* The problem: Repeat all of the data precisely.

Records from a dataset
■ ■ ■ ■ ■

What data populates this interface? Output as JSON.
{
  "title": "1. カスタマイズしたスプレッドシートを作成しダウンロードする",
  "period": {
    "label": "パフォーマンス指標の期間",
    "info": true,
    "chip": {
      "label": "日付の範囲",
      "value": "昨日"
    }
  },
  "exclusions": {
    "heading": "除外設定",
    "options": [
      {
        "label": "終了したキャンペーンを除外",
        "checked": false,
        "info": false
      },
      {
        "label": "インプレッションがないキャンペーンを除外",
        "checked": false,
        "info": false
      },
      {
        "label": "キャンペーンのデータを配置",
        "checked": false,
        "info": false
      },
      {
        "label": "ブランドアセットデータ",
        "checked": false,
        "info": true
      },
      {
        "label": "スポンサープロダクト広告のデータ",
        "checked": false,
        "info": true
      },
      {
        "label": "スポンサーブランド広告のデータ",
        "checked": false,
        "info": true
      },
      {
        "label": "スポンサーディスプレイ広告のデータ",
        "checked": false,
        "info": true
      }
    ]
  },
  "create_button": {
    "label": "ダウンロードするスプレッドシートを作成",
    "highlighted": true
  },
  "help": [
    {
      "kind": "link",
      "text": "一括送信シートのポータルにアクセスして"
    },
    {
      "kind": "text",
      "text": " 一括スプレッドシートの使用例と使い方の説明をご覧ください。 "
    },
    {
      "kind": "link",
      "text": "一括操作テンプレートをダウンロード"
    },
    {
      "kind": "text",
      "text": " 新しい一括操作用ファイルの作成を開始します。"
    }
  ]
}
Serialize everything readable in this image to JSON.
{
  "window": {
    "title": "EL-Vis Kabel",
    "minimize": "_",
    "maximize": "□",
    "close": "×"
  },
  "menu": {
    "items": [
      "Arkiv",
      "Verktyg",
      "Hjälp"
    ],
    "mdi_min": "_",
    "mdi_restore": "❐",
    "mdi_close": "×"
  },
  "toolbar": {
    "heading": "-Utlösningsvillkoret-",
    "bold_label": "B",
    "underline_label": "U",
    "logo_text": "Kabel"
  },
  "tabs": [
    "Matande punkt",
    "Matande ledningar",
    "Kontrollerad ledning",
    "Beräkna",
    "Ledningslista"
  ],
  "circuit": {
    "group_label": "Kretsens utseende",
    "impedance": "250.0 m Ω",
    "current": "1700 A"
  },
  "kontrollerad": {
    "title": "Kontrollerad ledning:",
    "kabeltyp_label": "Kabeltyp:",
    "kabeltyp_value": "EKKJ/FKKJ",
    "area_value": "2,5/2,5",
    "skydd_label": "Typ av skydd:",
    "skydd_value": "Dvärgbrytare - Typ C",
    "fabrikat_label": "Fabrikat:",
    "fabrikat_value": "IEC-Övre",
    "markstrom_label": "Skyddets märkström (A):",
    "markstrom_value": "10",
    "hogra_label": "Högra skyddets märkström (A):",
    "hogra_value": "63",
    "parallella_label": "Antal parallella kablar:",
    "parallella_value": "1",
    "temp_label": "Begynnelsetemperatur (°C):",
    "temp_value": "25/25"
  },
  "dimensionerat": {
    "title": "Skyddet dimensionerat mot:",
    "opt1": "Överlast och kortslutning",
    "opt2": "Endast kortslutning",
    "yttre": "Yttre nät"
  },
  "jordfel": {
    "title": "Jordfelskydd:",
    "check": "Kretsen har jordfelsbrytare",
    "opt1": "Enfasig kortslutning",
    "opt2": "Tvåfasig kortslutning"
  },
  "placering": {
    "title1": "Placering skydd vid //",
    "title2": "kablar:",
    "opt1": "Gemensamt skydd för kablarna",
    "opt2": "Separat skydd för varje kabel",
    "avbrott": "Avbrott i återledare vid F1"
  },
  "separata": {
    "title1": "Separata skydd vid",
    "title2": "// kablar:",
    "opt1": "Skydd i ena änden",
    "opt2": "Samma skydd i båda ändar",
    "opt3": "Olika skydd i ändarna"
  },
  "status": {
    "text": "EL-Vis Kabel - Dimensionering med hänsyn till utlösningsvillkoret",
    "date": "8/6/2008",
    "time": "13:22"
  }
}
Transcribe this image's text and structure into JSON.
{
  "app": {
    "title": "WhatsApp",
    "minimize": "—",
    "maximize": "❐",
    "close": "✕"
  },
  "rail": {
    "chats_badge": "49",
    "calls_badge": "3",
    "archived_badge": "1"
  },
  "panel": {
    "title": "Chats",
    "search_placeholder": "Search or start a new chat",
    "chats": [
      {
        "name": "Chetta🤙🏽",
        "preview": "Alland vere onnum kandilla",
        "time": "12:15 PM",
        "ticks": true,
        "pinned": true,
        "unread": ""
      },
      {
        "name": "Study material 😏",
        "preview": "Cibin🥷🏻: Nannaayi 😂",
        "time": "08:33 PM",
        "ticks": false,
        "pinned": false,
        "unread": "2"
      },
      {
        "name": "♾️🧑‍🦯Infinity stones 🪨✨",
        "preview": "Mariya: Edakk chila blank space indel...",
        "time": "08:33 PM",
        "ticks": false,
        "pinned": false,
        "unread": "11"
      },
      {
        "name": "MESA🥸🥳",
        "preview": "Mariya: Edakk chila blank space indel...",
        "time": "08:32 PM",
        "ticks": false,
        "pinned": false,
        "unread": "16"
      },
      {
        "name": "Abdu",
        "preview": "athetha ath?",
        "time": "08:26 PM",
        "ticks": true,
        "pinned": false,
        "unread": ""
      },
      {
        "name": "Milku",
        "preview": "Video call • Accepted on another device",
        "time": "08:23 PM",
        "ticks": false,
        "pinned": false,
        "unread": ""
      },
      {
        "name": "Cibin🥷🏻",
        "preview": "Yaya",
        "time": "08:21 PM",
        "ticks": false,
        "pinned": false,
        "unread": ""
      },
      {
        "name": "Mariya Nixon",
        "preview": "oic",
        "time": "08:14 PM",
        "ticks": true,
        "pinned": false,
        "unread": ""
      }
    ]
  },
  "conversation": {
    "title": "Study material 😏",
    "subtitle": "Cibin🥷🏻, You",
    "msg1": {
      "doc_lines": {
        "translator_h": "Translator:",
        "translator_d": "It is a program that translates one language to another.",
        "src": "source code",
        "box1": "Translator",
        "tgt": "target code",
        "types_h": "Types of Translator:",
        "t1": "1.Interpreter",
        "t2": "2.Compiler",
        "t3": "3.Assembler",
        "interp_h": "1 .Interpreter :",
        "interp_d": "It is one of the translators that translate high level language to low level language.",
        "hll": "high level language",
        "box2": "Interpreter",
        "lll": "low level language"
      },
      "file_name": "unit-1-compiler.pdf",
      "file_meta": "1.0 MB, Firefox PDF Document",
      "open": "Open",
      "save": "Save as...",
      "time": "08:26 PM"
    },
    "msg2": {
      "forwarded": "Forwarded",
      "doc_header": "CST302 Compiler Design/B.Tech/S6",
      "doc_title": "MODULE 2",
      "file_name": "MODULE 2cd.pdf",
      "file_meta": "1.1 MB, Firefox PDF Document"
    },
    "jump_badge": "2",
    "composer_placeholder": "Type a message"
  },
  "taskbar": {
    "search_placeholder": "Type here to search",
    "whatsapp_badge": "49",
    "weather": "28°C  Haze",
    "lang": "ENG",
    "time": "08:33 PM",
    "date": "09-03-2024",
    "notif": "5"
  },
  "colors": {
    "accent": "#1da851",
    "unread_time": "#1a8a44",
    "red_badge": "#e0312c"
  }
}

■ ■ ■ ■ ■

* Full solution:
What data populates this interface? Output as JSON.
{
  "title": "1. カスタマイズしたスプレッドシートを作成しダウンロードする",
  "period": {
    "label": "パフォーマンス指標の期間",
    "info": true,
    "chip": {
      "label": "日付の範囲",
      "value": "昨日"
    }
  },
  "exclusions": {
    "heading": "除外設定",
    "options": [
      {
        "label": "終了したキャンペーンを除外",
        "checked": false,
        "info": false
      },
      {
        "label": "インプレッションがないキャンペーンを除外",
        "checked": false,
        "info": false
      },
      {
        "label": "キャンペーンのデータを配置",
        "checked": false,
        "info": false
      },
      {
        "label": "ブランドアセットデータ",
        "checked": false,
        "info": true
      },
      {
        "label": "スポンサープロダクト広告のデータ",
        "checked": false,
        "info": true
      },
      {
        "label": "スポンサーブランド広告のデータ",
        "checked": false,
        "info": true
      },
      {
        "label": "スポンサーディスプレイ広告のデータ",
        "checked": false,
        "info": true
      }
    ]
  },
  "create_button": {
    "label": "ダウンロードするスプレッドシートを作成",
    "highlighted": true
  },
  "help": [
    {
      "kind": "link",
      "text": "一括送信シートのポータルにアクセスして"
    },
    {
      "kind": "text",
      "text": " 一括スプレッドシートの使用例と使い方の説明をご覧ください。 "
    },
    {
      "kind": "link",
      "text": "一括操作テンプレートをダウンロード"
    },
    {
      "kind": "text",
      "text": " 新しい一括操作用ファイルの作成を開始します。"
    }
  ]
}
Serialize everything readable in this image to JSON.
{
  "window": {
    "title": "EL-Vis Kabel",
    "minimize": "_",
    "maximize": "□",
    "close": "×"
  },
  "menu": {
    "items": [
      "Arkiv",
      "Verktyg",
      "Hjälp"
    ],
    "mdi_min": "_",
    "mdi_restore": "❐",
    "mdi_close": "×"
  },
  "toolbar": {
    "heading": "-Utlösningsvillkoret-",
    "bold_label": "B",
    "underline_label": "U",
    "logo_text": "Kabel"
  },
  "tabs": [
    "Matande punkt",
    "Matande ledningar",
    "Kontrollerad ledning",
    "Beräkna",
    "Ledningslista"
  ],
  "circuit": {
    "group_label": "Kretsens utseende",
    "impedance": "250.0 m Ω",
    "current": "1700 A"
  },
  "kontrollerad": {
    "title": "Kontrollerad ledning:",
    "kabeltyp_label": "Kabeltyp:",
    "kabeltyp_value": "EKKJ/FKKJ",
    "area_value": "2,5/2,5",
    "skydd_label": "Typ av skydd:",
    "skydd_value": "Dvärgbrytare - Typ C",
    "fabrikat_label": "Fabrikat:",
    "fabrikat_value": "IEC-Övre",
    "markstrom_label": "Skyddets märkström (A):",
    "markstrom_value": "10",
    "hogra_label": "Högra skyddets märkström (A):",
    "hogra_value": "63",
    "parallella_label": "Antal parallella kablar:",
    "parallella_value": "1",
    "temp_label": "Begynnelsetemperatur (°C):",
    "temp_value": "25/25"
  },
  "dimensionerat": {
    "title": "Skyddet dimensionerat mot:",
    "opt1": "Överlast och kortslutning",
    "opt2": "Endast kortslutning",
    "yttre": "Yttre nät"
  },
  "jordfel": {
    "title": "Jordfelskydd:",
    "check": "Kretsen har jordfelsbrytare",
    "opt1": "Enfasig kortslutning",
    "opt2": "Tvåfasig kortslutning"
  },
  "placering": {
    "title1": "Placering skydd vid //",
    "title2": "kablar:",
    "opt1": "Gemensamt skydd för kablarna",
    "opt2": "Separat skydd för varje kabel",
    "avbrott": "Avbrott i återledare vid F1"
  },
  "separata": {
    "title1": "Separata skydd vid",
    "title2": "// kablar:",
    "opt1": "Skydd i ena änden",
    "opt2": "Samma skydd i båda ändar",
    "opt3": "Olika skydd i ändarna"
  },
  "status": {
    "text": "EL-Vis Kabel - Dimensionering med hänsyn till utlösningsvillkoret",
    "date": "8/6/2008",
    "time": "13:22"
  }
}
Transcribe this image's text and structure into JSON.
{
  "app": {
    "title": "WhatsApp",
    "minimize": "—",
    "maximize": "❐",
    "close": "✕"
  },
  "rail": {
    "chats_badge": "49",
    "calls_badge": "3",
    "archived_badge": "1"
  },
  "panel": {
    "title": "Chats",
    "search_placeholder": "Search or start a new chat",
    "chats": [
      {
        "name": "Chetta🤙🏽",
        "preview": "Alland vere onnum kandilla",
        "time": "12:15 PM",
        "ticks": true,
        "pinned": true,
        "unread": ""
      },
      {
        "name": "Study material 😏",
        "preview": "Cibin🥷🏻: Nannaayi 😂",
        "time": "08:33 PM",
        "ticks": false,
        "pinned": false,
        "unread": "2"
      },
      {
        "name": "♾️🧑‍🦯Infinity stones 🪨✨",
        "preview": "Mariya: Edakk chila blank space indel...",
        "time": "08:33 PM",
        "ticks": false,
        "pinned": false,
        "unread": "11"
      },
      {
        "name": "MESA🥸🥳",
        "preview": "Mariya: Edakk chila blank space indel...",
        "time": "08:32 PM",
        "ticks": false,
        "pinned": false,
        "unread": "16"
      },
      {
        "name": "Abdu",
        "preview": "athetha ath?",
        "time": "08:26 PM",
        "ticks": true,
        "pinned": false,
        "unread": ""
      },
      {
        "name": "Milku",
        "preview": "Video call • Accepted on another device",
        "time": "08:23 PM",
        "ticks": false,
        "pinned": false,
        "unread": ""
      },
      {
        "name": "Cibin🥷🏻",
        "preview": "Yaya",
        "time": "08:21 PM",
        "ticks": false,
        "pinned": false,
        "unread": ""
      },
      {
        "name": "Mariya Nixon",
        "preview": "oic",
        "time": "08:14 PM",
        "ticks": true,
        "pinned": false,
        "unread": ""
      }
    ]
  },
  "conversation": {
    "title": "Study material 😏",
    "subtitle": "Cibin🥷🏻, You",
    "msg1": {
      "doc_lines": {
        "translator_h": "Translator:",
        "translator_d": "It is a program that translates one language to another.",
        "src": "source code",
        "box1": "Translator",
        "tgt": "target code",
        "types_h": "Types of Translator:",
        "t1": "1.Interpreter",
        "t2": "2.Compiler",
        "t3": "3.Assembler",
        "interp_h": "1 .Interpreter :",
        "interp_d": "It is one of the translators that translate high level language to low level language.",
        "hll": "high level language",
        "box2": "Interpreter",
        "lll": "low level language"
      },
      "file_name": "unit-1-compiler.pdf",
      "file_meta": "1.0 MB, Firefox PDF Document",
      "open": "Open",
      "save": "Save as...",
      "time": "08:26 PM"
    },
    "msg2": {
      "forwarded": "Forwarded",
      "doc_header": "CST302 Compiler Design/B.Tech/S6",
      "doc_title": "MODULE 2",
      "file_name": "MODULE 2cd.pdf",
      "file_meta": "1.1 MB, Firefox PDF Document"
    },
    "jump_badge": "2",
    "composer_placeholder": "Type a message"
  },
  "taskbar": {
    "search_placeholder": "Type here to search",
    "whatsapp_badge": "49",
    "weather": "28°C  Haze",
    "lang": "ENG",
    "time": "08:33 PM",
    "date": "09-03-2024",
    "notif": "5"
  },
  "colors": {
    "accent": "#1da851",
    "unread_time": "#1a8a44",
    "red_badge": "#e0312c"
  }
}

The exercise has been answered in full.